## Exercise
Locate the word "content" in the entries below, then gather every line that holds it.

## The data

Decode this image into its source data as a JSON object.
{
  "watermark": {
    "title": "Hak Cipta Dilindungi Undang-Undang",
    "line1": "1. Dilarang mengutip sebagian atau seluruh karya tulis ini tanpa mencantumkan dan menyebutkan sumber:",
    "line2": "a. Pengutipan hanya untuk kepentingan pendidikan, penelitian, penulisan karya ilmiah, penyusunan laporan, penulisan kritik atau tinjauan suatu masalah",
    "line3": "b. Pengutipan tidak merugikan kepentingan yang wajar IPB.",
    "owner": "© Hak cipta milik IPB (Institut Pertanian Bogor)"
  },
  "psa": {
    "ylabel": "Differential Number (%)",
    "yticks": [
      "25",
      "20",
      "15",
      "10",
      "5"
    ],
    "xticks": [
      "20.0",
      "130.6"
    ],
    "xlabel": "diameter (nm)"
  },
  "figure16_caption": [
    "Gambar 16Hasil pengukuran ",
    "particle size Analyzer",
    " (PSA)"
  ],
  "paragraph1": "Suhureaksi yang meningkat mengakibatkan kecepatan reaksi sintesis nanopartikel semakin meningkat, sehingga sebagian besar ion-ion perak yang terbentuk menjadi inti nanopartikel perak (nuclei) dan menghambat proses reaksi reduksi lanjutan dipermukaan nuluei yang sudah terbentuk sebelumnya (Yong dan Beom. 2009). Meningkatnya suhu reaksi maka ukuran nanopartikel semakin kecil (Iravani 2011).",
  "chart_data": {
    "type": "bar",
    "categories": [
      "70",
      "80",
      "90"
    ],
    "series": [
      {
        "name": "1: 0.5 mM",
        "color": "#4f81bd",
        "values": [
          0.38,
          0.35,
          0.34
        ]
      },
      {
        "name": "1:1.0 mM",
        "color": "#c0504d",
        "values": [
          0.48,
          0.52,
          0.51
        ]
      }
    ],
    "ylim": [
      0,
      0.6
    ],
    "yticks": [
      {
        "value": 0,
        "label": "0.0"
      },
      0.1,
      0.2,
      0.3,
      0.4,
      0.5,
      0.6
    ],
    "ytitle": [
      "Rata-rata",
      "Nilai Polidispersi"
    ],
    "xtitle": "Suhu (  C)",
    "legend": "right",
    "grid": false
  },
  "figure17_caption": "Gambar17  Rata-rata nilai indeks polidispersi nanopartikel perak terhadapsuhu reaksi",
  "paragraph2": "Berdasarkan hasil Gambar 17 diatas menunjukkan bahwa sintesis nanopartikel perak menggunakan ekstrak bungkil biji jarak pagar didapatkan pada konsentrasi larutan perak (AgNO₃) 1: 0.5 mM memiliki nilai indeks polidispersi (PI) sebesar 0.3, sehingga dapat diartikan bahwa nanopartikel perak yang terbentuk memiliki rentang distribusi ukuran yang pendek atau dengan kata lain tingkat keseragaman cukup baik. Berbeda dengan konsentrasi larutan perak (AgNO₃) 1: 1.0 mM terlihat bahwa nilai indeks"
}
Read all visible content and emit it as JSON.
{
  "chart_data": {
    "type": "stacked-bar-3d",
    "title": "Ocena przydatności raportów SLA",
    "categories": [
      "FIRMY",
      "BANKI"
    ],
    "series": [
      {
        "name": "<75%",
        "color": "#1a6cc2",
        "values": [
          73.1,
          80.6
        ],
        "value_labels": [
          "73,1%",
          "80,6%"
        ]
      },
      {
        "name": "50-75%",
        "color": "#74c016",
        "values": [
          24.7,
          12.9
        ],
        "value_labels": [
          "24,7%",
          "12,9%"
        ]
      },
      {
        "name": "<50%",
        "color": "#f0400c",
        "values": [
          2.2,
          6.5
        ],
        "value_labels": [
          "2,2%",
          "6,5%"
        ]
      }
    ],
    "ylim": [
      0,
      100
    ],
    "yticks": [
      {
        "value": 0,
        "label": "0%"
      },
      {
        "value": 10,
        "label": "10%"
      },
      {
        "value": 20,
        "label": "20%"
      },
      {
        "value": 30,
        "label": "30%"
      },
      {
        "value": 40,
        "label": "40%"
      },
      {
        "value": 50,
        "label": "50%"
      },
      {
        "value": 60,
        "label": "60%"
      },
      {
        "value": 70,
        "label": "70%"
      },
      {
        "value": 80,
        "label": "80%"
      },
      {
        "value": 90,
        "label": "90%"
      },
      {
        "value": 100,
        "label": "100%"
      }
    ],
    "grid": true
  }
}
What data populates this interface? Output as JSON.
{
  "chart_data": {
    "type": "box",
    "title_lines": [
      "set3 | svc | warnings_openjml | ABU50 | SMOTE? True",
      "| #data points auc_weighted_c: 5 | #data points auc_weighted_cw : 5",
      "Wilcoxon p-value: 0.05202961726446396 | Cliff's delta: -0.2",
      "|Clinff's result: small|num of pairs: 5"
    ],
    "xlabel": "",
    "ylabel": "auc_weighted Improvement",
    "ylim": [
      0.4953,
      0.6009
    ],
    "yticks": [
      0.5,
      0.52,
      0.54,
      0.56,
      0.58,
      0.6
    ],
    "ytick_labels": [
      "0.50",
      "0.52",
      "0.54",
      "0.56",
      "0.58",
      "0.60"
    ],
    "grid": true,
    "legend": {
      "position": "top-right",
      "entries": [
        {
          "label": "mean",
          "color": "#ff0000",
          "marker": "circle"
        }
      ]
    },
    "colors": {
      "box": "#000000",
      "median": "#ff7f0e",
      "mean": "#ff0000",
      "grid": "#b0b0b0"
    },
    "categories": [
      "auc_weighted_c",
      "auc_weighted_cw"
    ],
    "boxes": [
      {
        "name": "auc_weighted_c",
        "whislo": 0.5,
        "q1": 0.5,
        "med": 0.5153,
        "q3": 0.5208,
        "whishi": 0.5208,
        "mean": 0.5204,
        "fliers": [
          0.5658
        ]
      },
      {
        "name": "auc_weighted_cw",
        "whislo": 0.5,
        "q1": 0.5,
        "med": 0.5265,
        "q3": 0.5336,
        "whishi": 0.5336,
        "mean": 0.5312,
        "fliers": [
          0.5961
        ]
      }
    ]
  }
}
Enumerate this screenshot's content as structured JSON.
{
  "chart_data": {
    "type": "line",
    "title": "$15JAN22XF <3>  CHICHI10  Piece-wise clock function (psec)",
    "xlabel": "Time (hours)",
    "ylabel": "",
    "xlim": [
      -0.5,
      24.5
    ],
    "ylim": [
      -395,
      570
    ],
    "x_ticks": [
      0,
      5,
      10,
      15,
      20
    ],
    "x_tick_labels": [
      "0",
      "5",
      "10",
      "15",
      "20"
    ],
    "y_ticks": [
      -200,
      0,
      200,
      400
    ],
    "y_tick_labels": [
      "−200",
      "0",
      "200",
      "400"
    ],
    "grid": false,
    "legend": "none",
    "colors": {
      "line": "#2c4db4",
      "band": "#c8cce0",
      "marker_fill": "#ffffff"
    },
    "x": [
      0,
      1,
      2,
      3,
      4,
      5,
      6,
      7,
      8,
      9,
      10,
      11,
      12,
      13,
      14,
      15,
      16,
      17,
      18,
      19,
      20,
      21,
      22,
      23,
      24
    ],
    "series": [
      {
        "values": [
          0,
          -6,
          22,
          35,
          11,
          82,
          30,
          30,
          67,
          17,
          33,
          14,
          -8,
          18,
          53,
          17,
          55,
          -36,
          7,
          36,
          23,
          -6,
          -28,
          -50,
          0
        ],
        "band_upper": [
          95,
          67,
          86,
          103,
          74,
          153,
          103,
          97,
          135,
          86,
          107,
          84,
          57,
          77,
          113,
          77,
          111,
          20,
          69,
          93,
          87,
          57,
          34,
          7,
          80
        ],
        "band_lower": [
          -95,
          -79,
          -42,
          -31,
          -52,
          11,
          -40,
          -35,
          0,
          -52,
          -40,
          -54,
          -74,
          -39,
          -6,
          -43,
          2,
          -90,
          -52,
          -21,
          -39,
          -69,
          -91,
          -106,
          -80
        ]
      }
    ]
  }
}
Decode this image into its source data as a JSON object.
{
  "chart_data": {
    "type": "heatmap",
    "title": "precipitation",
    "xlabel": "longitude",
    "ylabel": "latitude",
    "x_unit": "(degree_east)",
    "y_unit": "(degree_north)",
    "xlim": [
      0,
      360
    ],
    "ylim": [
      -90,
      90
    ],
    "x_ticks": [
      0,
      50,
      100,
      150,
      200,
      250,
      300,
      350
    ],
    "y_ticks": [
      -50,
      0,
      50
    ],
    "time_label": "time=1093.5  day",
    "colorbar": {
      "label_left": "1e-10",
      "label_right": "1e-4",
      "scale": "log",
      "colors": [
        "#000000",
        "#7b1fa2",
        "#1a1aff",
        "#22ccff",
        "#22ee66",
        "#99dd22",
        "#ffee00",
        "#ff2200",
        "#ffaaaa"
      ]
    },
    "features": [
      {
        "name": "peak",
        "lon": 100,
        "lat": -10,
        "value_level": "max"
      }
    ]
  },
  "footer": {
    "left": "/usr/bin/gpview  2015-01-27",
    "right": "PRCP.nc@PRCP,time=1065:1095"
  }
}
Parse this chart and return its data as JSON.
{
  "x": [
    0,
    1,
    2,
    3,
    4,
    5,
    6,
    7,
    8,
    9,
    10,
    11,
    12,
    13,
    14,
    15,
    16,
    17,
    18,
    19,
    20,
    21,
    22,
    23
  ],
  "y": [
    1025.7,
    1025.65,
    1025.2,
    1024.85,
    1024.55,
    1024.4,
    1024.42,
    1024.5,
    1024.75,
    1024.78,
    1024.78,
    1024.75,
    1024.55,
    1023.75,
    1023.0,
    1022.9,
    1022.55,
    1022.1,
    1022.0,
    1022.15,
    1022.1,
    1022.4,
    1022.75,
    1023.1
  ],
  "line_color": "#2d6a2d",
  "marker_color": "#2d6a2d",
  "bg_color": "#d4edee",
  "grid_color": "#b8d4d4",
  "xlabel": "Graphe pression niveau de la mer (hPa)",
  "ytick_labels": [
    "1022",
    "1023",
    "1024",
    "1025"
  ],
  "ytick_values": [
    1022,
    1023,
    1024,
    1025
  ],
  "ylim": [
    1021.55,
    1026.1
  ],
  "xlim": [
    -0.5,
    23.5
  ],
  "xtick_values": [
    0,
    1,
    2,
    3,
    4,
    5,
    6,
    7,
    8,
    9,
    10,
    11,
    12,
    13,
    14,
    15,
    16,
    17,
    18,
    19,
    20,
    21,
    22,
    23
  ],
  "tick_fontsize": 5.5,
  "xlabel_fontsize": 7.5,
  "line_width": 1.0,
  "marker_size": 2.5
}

## Answer to the task
Read all visible content and emit it as JSON.
Enumerate this screenshot's content as structured JSON.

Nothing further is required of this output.